CONSEGNA 1 » Nel testo su Aleka Papariga, per quanto tempo è stata reclusa dal regime?

TESTO MOSTRATO »
———

Intervista esclusiva a l’Ernesto di Aleka Papariga, segretaria del Partito Comunista di Grecia (KKE)
di Francesco Maringiò
Aleka Papariga è la segretaria del Kke. O meglio: è la segretaria generale del Comitato Centrale del Partito Comunista Greco, una sottolineatura, questa, non nominalistica ma sostanziale, per un partito organizzato secondo i principi del centralismo democratico e che lavora per coniugare la necessità della pratica collegiale nella discussione e nella costruzione della linea politica (centralità del CC), con l’esigenza di lavorare permanentemente per l’unità politico-ideologica del partito, dai sui dirigenti centrali a tutti i suoi militanti. Ma Alexandra “Aleka” Papariga è anche la prima donna del panorama europeo a capo di un grande partito ed anche la prima, per un periodo così lungo, a guidare il Kke. La sua militanza politica inizia nel movimento studentesco, di cui diventa subito una delle leader. È durante il fascismo che decide di iscriversi al Partito Comunista di Grecia e partecipare al movimento delle famiglie dei prigionieri politici. È in questa fase che viene fatta arrestare dal regime e recludere per quattro mesi. Ma questo non affievolirà certo il suo animo risoluto e continuerà così il suo impegno e la sua militanza contro il regime, fino alla sua caduta, e la sua militanza comunista. Importante sarà anche il suo impegno nel movimento delle donne. Tra i fondatori della Federazione delle Donne Greche (Oge), ha partecipato all’organizzazione di eventi inerenti l’Anno internazionale della donna, a conferenze internazionali promosse dalla Federazione mondiale delle donne democratiche ed ha scritto un libro sull’emancipazione e sulla liberazione delle donne.

———

DATI FORNITI »

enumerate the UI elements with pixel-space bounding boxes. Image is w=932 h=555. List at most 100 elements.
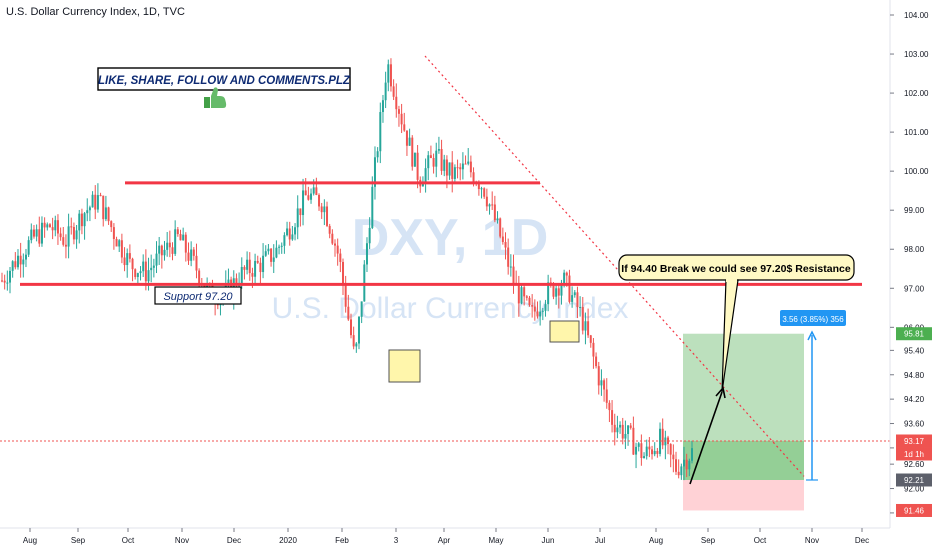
candle-body [147,270,150,282]
candle-body [166,242,169,250]
candle-body [520,287,523,304]
candle-body [187,252,190,261]
time-tick-label: Jul [595,536,605,545]
candle-body [371,186,374,228]
candle-body [384,82,387,101]
price-tick-label: 94.80 [904,371,925,380]
time-tick-label: Aug [649,536,663,545]
price-badge[interactable] [896,447,932,461]
candle-body [456,167,459,169]
candle-body [299,208,302,216]
candle-body [118,240,121,247]
candle-body [142,261,145,272]
candle-body [270,248,273,262]
price-badge-label: 1d 1h [904,450,924,459]
candle-body [611,410,614,425]
candle-body [501,236,504,243]
candle-body [469,161,472,173]
candle-body [579,307,582,309]
candle-body [477,184,480,190]
price-badge[interactable] [896,503,932,517]
candle-body [94,194,97,210]
candle-body [342,261,345,285]
support-label-box[interactable] [154,286,242,305]
highlight-box-june[interactable] [549,320,580,343]
candle-body [272,257,275,262]
candle-body [485,196,488,207]
candle-body [275,247,278,258]
candle-body [581,307,584,331]
candle-body [96,195,99,210]
candle-body [597,366,600,386]
stop-zone[interactable] [683,480,804,511]
candle-body [432,157,435,167]
candle-body [136,273,139,277]
candle-body [246,259,249,270]
candle-body [38,229,41,244]
candle-body [102,195,105,220]
candle-body [62,237,65,245]
candle-body [3,280,6,283]
candle-body [43,222,46,228]
highlight-box-march[interactable] [388,349,421,383]
candle-body [547,282,550,305]
candle-body [206,283,209,289]
candle-body [88,207,91,211]
candle-body [555,288,558,297]
time-tick-label: Feb [335,536,349,545]
like-share-box[interactable] [97,67,351,91]
candle-body [155,253,158,266]
candle-body [517,284,520,304]
candle-body [48,224,51,228]
projection-arrow-line[interactable] [689,391,723,485]
candle-body [19,255,22,265]
candle-body [320,206,323,213]
candle-body [56,220,59,234]
candle-body [643,456,646,459]
candle-body [677,471,680,476]
candle-body [54,220,57,231]
entry-zone[interactable] [683,440,804,480]
candle-body [637,443,640,447]
candle-body [595,356,598,367]
candle-body [190,249,193,261]
candle-body [139,271,142,274]
candle-body [523,287,526,297]
trend-line[interactable] [424,55,805,477]
candle-body [576,292,579,308]
candle-body [302,190,305,216]
candle-body [683,459,686,467]
candle-body [192,249,195,256]
candle-body [168,242,171,248]
candle-body [59,233,62,238]
candle-body [464,163,467,165]
target-zone[interactable] [683,333,804,441]
candle-body [150,267,153,271]
candle-body [640,443,643,459]
candle-body [291,234,294,240]
candle-body [134,269,137,277]
candle-body [198,270,201,284]
price-badge[interactable] [896,473,932,487]
candle-body [429,155,432,158]
candle-body [349,319,352,336]
price-badge[interactable] [896,434,932,448]
price-tick-label: 92.60 [904,460,925,469]
candle-body [24,254,27,260]
candle-body [251,273,254,277]
candle-body [91,194,94,208]
candle-body [126,253,129,266]
candle-body [355,343,358,347]
candle-body [525,296,528,298]
candle-body [541,310,544,312]
candle-body [256,260,259,263]
candle-body [336,245,339,254]
price-tick-label: 92.00 [904,485,925,494]
candle-body [680,466,683,476]
candle-body [158,245,161,254]
candle-body [347,306,350,320]
price-badge[interactable] [896,327,932,341]
candle-body [72,226,75,240]
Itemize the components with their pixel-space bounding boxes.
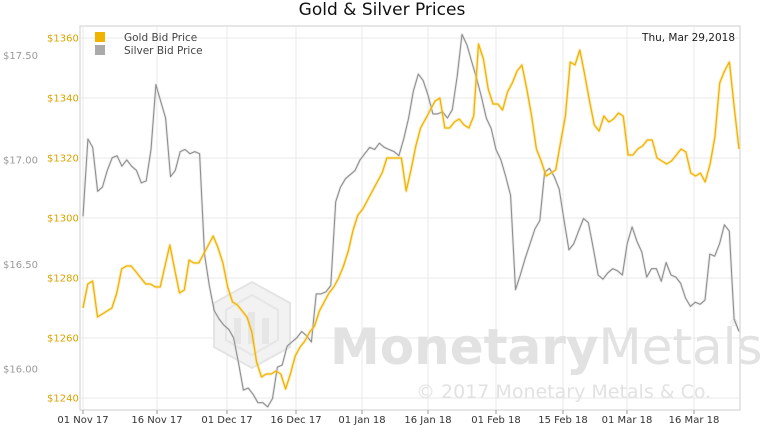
x-tick-label: 16 Mar 18 [669, 415, 720, 425]
silver-tick-label: $17.00 [3, 155, 38, 166]
silver-series-line[interactable] [82, 33, 740, 408]
silver-tick-label: $17.50 [3, 51, 38, 62]
x-tick-label: 01 Jan 18 [338, 415, 385, 425]
gold-axis-labels: $1240 $1260 $1280 $1300 $1320 $1340 $1360 [47, 34, 79, 405]
silver-axis-labels: $16.00 $16.50 $17.00 $17.50 [3, 51, 38, 376]
x-tick-label: 01 Mar 18 [602, 415, 653, 425]
gold-tick-label: $1240 [47, 394, 79, 405]
x-tick-label: 16 Nov 17 [131, 415, 182, 425]
x-tick-label: 01 Feb 18 [471, 415, 521, 425]
legend-label-gold[interactable]: Gold Bid Price [124, 32, 197, 44]
x-tick-label: 15 Feb 18 [538, 415, 588, 425]
gold-tick-label: $1300 [47, 214, 79, 225]
x-axis-labels: 01 Nov 17 16 Nov 17 01 Dec 17 16 Dec 17 01 J… [57, 415, 719, 425]
gold-tick-label: $1260 [47, 334, 79, 345]
gold-series-line[interactable] [82, 43, 740, 390]
gold-tick-label: $1280 [47, 274, 79, 285]
legend: Gold Bid Price Silver Bid Price [95, 32, 203, 57]
watermark-registered: ® [729, 318, 739, 329]
legend-label-silver[interactable]: Silver Bid Price [124, 45, 203, 57]
watermark-brand-bold: Monetary [330, 318, 599, 376]
date-readout: Thu, Mar 29,2018 [641, 32, 735, 44]
legend-swatch-silver[interactable] [95, 45, 105, 55]
x-tick-label: 01 Dec 17 [201, 415, 252, 425]
y-gridlines [80, 37, 740, 399]
gold-tick-label: $1320 [47, 154, 79, 165]
watermark-copyright: © 2017 Monetary Metals & Co. [416, 381, 711, 403]
gold-tick-label: $1340 [47, 94, 79, 105]
silver-tick-label: $16.50 [3, 260, 38, 271]
watermark-brand-light: Metals [599, 318, 763, 376]
svg-text:MonetaryMetals: MonetaryMetals [330, 318, 763, 376]
watermark-logo [213, 280, 291, 370]
silver-tick-label: $16.00 [3, 365, 38, 376]
x-tick-label: 01 Nov 17 [57, 415, 108, 425]
series-layer [81, 33, 741, 409]
chart-title: Gold & Silver Prices [299, 0, 466, 20]
watermark: MonetaryMetals ® © 2017 Monetary Metals … [213, 280, 763, 403]
gold-tick-label: $1360 [47, 34, 79, 45]
legend-swatch-gold[interactable] [95, 32, 105, 42]
x-tick-label: 16 Dec 17 [270, 415, 321, 425]
x-tick-label: 16 Jan 18 [404, 415, 451, 425]
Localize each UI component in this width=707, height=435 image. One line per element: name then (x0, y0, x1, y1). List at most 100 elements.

———

CONSEGNA 2 » Estrai dalle voci ogni riga in cui compare la parola "axis".

RISPOSTA SCRITTA 1 » Per quattro mesi.

RISPOSTA SCRITTA 2 »
gold-axis-labels: $1240 $1260 $1280 $1300 $1320 $1340 $1360 [47, 34, 79, 405]
silver-axis-labels: $16.00 $16.50 $17.00 $17.50 [3, 51, 38, 376]
x-axis-labels: 01 Nov 17 16 Nov 17 01 Dec 17 16 Dec 17 01 J… [57, 415, 719, 425]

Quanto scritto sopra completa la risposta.